> _DATA TO PROCESS_
* * *
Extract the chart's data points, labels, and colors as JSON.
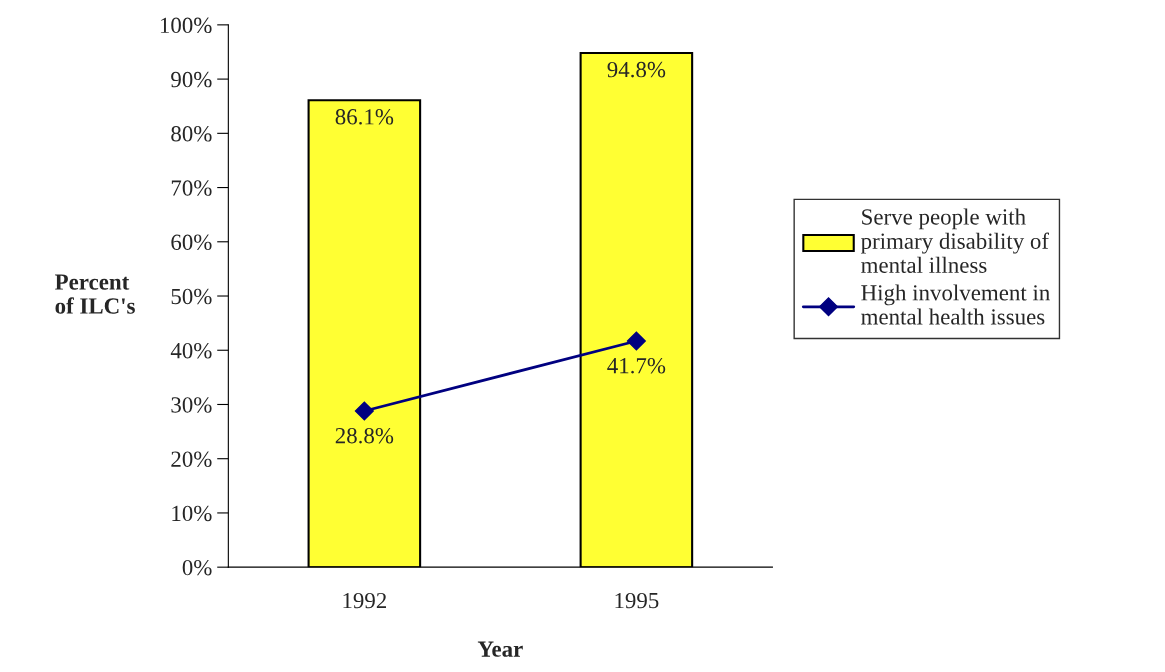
{
  "chart_data": {
    "type": "bar",
    "xlabel": "Year",
    "ylabel": "Percent\nof ILC's",
    "categories": [
      "1992",
      "1995"
    ],
    "series": [
      {
        "name": "Serve people with\nprimary disability of\nmental illness",
        "color": "#ffff33",
        "values": [
          86.1,
          94.8
        ],
        "value_labels": [
          "86.1%",
          "94.8%"
        ]
      },
      {
        "name": "High involvement in\nmental health issues",
        "type": "line",
        "color": "#000080",
        "values": [
          28.8,
          41.7
        ],
        "value_labels": [
          "28.8%",
          "41.7%"
        ],
        "marker": "diamond",
        "line_style": "solid"
      }
    ],
    "ylim": [
      0,
      100
    ],
    "yticks": [
      {
        "value": 0,
        "label": "0%"
      },
      {
        "value": 10,
        "label": "10%"
      },
      {
        "value": 20,
        "label": "20%"
      },
      {
        "value": 30,
        "label": "30%"
      },
      {
        "value": 40,
        "label": "40%"
      },
      {
        "value": 50,
        "label": "50%"
      },
      {
        "value": 60,
        "label": "60%"
      },
      {
        "value": 70,
        "label": "70%"
      },
      {
        "value": 80,
        "label": "80%"
      },
      {
        "value": 90,
        "label": "90%"
      },
      {
        "value": 100,
        "label": "100%"
      }
    ],
    "grid": false,
    "legend": "right"
  }
}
* * *
All of the data needs repeating exactly, but the pictures do not.

Extract the chart's data points, labels, and colors as JSON.
{
  "chart_data": {
    "type": "bar",
    "xlabel": "Year",
    "ylabel": "Percent\nof ILC's",
    "categories": [
      "1992",
      "1995"
    ],
    "series": [
      {
        "name": "Serve people with\nprimary disability of\nmental illness",
        "color": "#ffff33",
        "values": [
          86.1,
          94.8
        ],
        "value_labels": [
          "86.1%",
          "94.8%"
        ]
      },
      {
        "name": "High involvement in\nmental health issues",
        "type": "line",
        "color": "#000080",
        "values": [
          28.8,
          41.7
        ],
        "value_labels": [
          "28.8%",
          "41.7%"
        ],
        "marker": "diamond",
        "line_style": "solid"
      }
    ],
    "ylim": [
      0,
      100
    ],
    "yticks": [
      {
        "value": 0,
        "label": "0%"
      },
      {
        "value": 10,
        "label": "10%"
      },
      {
        "value": 20,
        "label": "20%"
      },
      {
        "value": 30,
        "label": "30%"
      },
      {
        "value": 40,
        "label": "40%"
      },
      {
        "value": 50,
        "label": "50%"
      },
      {
        "value": 60,
        "label": "60%"
      },
      {
        "value": 70,
        "label": "70%"
      },
      {
        "value": 80,
        "label": "80%"
      },
      {
        "value": 90,
        "label": "90%"
      },
      {
        "value": 100,
        "label": "100%"
      }
    ],
    "grid": false,
    "legend": "right"
  }
}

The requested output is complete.